§ **Problem to solve**
Pick out the lines below with "Power" and list them.

§ **Records from a data source**
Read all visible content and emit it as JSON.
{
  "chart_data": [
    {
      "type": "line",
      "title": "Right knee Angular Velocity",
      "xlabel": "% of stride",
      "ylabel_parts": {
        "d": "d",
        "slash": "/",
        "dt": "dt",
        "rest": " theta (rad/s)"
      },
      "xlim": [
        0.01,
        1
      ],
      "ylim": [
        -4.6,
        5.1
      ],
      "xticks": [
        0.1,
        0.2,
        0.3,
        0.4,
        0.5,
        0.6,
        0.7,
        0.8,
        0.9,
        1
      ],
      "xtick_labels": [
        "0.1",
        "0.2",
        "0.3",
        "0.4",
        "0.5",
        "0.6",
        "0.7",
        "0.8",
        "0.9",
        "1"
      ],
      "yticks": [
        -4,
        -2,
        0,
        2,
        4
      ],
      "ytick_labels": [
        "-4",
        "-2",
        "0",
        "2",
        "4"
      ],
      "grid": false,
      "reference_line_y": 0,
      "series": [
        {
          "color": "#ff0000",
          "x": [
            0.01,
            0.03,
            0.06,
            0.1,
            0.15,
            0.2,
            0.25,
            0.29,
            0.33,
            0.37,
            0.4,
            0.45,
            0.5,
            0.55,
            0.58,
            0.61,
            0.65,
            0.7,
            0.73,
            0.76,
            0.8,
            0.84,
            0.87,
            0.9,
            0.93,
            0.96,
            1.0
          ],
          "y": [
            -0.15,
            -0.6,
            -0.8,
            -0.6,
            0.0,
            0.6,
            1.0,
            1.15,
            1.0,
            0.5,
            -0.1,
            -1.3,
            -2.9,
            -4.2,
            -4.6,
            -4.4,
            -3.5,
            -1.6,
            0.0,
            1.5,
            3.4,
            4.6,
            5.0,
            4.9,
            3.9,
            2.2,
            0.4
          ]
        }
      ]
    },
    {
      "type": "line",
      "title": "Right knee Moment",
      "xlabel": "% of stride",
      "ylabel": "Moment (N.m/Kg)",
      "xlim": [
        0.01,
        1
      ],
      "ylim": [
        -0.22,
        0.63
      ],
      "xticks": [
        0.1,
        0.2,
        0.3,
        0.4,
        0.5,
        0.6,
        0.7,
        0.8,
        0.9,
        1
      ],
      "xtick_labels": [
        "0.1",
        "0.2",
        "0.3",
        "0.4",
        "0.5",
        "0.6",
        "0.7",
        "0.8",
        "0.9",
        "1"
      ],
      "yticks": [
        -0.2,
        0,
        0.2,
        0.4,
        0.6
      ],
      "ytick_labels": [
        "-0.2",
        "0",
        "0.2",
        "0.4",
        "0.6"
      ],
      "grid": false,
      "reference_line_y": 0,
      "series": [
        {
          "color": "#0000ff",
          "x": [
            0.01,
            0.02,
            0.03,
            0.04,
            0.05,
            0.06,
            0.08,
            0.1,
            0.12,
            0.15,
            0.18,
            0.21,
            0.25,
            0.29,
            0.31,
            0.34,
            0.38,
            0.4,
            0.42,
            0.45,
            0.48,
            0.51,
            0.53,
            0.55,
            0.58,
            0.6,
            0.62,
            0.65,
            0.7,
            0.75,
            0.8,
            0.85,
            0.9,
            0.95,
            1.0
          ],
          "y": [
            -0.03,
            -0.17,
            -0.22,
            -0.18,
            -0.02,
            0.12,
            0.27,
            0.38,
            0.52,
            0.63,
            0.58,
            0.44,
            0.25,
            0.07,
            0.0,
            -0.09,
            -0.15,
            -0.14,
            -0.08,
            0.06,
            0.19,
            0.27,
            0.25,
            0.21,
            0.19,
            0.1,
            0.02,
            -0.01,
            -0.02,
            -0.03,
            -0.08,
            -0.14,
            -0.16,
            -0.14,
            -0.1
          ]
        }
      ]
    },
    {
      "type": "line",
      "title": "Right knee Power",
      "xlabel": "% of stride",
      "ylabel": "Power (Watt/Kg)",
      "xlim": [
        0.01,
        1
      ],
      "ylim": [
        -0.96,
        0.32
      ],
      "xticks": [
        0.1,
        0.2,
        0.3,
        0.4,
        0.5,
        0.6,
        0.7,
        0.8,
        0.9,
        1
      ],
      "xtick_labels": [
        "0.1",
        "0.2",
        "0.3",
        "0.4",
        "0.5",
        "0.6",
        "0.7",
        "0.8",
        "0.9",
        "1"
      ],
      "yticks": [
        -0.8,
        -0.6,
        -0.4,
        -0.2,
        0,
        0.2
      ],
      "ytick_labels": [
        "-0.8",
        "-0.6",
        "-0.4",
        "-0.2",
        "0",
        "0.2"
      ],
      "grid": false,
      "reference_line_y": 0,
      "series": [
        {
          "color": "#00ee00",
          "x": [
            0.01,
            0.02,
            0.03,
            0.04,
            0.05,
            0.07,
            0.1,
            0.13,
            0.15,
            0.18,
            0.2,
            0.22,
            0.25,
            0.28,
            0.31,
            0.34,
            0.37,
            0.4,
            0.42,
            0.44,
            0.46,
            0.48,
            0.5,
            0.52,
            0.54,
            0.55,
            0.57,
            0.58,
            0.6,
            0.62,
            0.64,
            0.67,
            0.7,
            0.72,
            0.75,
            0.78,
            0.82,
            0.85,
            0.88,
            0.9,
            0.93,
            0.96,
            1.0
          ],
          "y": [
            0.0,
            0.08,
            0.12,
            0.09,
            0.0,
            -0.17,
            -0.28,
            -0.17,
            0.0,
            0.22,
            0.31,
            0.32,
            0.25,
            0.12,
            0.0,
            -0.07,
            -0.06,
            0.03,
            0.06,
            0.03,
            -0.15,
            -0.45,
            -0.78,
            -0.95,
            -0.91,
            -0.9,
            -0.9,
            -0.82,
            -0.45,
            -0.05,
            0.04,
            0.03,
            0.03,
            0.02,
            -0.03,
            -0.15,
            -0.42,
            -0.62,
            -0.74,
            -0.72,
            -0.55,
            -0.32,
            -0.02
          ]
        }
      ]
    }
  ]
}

§ **Worked solution**
      "title": "Right knee Power",
      "ylabel": "Power (Watt/Kg)",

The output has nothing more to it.